Instructions for the task: Copy each line below that includes "勃兰特出任联邦德国总理后开始全面实施与苏联".

Extracted records:
• • • • • • •

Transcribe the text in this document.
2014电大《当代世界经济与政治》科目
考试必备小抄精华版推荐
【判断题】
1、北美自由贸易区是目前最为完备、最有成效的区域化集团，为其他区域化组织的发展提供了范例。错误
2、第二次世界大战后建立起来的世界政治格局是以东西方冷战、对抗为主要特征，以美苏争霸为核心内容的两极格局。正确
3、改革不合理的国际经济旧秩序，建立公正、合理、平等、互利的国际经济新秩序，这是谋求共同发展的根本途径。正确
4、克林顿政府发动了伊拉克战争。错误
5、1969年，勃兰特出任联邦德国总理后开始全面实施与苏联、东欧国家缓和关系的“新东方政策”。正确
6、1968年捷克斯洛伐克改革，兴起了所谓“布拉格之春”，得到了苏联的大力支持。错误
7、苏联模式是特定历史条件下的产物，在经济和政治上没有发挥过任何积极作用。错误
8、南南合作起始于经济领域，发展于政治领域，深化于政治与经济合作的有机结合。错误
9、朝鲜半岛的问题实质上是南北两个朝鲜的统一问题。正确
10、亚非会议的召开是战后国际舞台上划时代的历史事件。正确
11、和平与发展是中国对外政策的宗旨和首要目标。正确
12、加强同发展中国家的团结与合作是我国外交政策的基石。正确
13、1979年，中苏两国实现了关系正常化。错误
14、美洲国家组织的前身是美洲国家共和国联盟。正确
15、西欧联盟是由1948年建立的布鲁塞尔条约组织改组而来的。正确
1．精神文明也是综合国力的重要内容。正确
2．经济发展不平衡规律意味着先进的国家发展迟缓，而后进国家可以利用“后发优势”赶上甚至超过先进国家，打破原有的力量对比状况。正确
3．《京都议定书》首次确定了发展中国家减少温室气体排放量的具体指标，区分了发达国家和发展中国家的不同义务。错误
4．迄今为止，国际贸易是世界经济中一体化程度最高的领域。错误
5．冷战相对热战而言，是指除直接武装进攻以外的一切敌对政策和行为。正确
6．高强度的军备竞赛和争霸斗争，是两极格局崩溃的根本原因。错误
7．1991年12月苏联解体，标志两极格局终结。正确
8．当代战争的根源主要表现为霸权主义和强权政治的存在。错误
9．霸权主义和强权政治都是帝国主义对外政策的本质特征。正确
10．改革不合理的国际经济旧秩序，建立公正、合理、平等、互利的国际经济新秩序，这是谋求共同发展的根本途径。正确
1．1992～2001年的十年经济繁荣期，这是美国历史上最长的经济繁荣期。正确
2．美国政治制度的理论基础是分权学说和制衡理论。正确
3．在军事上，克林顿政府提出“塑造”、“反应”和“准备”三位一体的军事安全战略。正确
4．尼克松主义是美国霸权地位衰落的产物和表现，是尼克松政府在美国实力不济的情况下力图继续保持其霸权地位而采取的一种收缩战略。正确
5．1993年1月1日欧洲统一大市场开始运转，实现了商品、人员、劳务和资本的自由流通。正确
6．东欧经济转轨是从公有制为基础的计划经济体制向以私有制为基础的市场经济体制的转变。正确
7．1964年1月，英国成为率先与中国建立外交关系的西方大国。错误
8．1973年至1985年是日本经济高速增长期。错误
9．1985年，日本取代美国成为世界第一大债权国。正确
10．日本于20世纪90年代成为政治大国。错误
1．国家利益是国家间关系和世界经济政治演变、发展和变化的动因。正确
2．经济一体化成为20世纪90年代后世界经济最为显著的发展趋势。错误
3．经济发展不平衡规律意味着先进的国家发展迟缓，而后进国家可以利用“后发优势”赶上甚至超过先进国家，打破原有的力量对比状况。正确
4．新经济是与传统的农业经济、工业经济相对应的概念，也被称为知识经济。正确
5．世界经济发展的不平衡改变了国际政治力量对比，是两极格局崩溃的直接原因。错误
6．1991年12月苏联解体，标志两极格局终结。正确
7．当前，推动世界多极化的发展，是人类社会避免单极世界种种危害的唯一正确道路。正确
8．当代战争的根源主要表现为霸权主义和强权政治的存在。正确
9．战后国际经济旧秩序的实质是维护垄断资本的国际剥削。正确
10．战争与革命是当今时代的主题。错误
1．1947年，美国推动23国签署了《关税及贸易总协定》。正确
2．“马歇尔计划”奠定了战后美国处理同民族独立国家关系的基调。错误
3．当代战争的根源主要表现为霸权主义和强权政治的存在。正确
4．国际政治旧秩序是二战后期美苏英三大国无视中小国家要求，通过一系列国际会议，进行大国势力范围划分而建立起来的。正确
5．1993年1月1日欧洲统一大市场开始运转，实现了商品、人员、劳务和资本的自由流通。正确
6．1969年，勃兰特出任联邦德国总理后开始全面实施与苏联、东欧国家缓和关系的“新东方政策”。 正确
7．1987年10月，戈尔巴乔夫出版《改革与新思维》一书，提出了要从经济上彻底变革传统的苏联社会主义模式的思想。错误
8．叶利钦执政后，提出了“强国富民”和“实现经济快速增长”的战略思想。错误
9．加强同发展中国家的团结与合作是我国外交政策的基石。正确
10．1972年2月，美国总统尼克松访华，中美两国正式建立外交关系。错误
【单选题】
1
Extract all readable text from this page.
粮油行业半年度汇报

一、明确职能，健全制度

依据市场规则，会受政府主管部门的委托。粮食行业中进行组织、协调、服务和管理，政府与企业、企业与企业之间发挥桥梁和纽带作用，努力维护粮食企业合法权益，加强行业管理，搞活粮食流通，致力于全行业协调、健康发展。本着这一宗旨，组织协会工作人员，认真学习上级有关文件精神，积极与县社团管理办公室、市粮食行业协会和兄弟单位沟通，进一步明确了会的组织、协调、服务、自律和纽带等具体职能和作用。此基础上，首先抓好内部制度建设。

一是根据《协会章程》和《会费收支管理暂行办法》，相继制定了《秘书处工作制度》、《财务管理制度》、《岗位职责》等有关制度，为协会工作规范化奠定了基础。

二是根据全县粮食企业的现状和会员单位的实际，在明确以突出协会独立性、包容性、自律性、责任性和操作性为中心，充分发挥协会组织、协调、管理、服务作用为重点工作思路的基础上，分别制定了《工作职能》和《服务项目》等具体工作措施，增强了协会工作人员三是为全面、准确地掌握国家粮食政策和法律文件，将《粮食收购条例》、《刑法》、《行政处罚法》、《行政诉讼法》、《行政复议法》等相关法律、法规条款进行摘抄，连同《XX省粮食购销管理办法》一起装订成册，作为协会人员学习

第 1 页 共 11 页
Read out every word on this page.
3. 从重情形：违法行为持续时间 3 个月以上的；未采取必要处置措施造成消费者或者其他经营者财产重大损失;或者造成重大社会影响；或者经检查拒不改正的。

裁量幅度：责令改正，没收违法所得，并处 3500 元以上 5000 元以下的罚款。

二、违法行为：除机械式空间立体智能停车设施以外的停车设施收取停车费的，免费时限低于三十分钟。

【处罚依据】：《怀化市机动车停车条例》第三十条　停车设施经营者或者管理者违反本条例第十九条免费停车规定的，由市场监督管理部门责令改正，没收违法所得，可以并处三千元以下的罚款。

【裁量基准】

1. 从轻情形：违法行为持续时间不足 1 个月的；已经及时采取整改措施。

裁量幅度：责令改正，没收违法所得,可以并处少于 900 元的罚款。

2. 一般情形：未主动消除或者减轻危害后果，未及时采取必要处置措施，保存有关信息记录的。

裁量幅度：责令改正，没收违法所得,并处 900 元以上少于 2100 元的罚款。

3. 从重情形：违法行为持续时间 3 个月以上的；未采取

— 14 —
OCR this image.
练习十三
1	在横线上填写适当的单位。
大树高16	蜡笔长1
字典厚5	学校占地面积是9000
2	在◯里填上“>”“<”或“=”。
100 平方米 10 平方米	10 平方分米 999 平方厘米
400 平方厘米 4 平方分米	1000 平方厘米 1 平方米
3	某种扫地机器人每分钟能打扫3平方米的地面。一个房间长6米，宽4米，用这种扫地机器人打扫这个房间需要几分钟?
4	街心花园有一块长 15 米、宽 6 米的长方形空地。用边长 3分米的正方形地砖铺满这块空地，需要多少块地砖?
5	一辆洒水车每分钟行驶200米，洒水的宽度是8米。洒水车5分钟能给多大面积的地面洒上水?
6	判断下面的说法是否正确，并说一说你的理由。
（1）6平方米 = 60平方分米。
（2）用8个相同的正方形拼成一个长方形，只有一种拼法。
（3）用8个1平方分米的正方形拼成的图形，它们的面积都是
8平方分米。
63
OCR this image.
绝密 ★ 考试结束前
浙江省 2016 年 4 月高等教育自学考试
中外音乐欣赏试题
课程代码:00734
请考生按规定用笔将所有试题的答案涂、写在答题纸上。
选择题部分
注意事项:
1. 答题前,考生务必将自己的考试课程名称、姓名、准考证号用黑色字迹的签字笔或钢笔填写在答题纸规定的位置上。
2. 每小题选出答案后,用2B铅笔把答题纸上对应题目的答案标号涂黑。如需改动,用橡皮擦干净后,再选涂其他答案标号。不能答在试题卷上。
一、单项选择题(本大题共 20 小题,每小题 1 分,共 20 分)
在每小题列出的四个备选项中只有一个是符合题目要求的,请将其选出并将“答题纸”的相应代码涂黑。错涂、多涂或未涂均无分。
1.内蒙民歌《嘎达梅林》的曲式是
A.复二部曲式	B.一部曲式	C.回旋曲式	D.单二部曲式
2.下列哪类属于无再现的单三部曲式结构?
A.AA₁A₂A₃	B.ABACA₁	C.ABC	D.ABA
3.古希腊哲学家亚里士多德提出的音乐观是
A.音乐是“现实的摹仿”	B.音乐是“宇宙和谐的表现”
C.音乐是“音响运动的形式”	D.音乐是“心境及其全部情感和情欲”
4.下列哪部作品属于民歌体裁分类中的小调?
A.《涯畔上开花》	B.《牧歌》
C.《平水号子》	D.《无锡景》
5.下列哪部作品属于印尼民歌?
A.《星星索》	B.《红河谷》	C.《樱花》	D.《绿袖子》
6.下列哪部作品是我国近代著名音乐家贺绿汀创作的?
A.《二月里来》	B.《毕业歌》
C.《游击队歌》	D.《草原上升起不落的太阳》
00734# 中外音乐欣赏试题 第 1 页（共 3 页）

• • • • • • •

Answer for the task:
5、1969年，勃兰特出任联邦德国总理后开始全面实施与苏联、东欧国家缓和关系的“新东方政策”。正确
6．1969年，勃兰特出任联邦德国总理后开始全面实施与苏联、东欧国家缓和关系的“新东方政策”。 正确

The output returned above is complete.